• _AIM OF THE TASK_
Which lines in the material below contain the word "from"? Copy each of them.

• _RECORDS SUPPLIED_

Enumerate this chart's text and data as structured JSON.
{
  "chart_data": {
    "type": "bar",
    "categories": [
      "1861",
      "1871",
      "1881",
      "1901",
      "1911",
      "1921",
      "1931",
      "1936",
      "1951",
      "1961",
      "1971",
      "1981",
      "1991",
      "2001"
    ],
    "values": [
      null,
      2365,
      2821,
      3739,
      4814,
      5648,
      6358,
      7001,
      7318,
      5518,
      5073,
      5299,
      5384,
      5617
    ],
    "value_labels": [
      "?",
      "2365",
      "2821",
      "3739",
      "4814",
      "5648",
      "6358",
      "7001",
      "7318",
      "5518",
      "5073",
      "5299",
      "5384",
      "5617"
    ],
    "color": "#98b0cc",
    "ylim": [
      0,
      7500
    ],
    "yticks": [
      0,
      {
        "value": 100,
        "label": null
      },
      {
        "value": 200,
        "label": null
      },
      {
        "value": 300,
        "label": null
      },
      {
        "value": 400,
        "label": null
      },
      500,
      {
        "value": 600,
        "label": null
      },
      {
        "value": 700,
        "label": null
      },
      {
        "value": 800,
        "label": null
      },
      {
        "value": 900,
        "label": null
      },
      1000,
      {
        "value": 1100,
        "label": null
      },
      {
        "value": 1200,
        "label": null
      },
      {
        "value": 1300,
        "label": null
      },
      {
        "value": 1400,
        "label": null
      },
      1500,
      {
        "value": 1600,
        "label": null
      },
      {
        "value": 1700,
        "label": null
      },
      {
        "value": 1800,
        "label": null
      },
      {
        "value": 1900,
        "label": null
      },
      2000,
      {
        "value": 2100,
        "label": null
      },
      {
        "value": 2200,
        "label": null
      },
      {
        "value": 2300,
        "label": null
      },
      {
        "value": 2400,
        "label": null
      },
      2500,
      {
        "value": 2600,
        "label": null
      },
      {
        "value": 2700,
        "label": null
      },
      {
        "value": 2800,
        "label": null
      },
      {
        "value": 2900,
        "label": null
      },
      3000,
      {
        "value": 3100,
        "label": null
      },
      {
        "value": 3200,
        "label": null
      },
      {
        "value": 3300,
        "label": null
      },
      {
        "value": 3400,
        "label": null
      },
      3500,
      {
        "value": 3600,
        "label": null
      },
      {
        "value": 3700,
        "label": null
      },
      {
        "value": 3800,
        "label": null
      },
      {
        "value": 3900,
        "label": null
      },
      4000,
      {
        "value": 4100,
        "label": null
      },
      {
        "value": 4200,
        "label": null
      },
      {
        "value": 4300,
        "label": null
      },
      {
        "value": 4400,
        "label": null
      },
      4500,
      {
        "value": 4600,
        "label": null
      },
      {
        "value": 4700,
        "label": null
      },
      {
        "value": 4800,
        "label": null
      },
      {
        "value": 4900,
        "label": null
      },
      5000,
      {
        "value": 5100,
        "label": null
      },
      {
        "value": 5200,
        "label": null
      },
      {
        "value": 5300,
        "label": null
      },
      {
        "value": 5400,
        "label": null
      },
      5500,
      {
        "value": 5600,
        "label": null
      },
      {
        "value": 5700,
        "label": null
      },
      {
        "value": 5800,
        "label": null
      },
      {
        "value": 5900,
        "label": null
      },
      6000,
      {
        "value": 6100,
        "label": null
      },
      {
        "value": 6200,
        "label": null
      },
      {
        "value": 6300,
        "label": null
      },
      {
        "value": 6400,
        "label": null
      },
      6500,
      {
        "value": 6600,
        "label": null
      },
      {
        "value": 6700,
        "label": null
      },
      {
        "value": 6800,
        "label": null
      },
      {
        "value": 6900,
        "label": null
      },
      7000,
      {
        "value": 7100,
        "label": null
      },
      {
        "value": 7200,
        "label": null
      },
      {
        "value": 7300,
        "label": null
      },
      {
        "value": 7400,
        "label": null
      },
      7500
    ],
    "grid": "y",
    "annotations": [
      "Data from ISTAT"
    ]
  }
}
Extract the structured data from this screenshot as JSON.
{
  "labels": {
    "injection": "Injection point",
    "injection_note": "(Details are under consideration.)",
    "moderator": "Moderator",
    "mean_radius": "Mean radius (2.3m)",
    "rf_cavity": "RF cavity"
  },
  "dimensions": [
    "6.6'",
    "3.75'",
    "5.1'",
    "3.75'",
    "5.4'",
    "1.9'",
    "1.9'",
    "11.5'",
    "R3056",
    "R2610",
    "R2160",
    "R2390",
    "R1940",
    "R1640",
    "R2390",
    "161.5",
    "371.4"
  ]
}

• _RESULT BELOW_
      "Data from ISTAT"
Extract the structured data from this screenshot as JSON.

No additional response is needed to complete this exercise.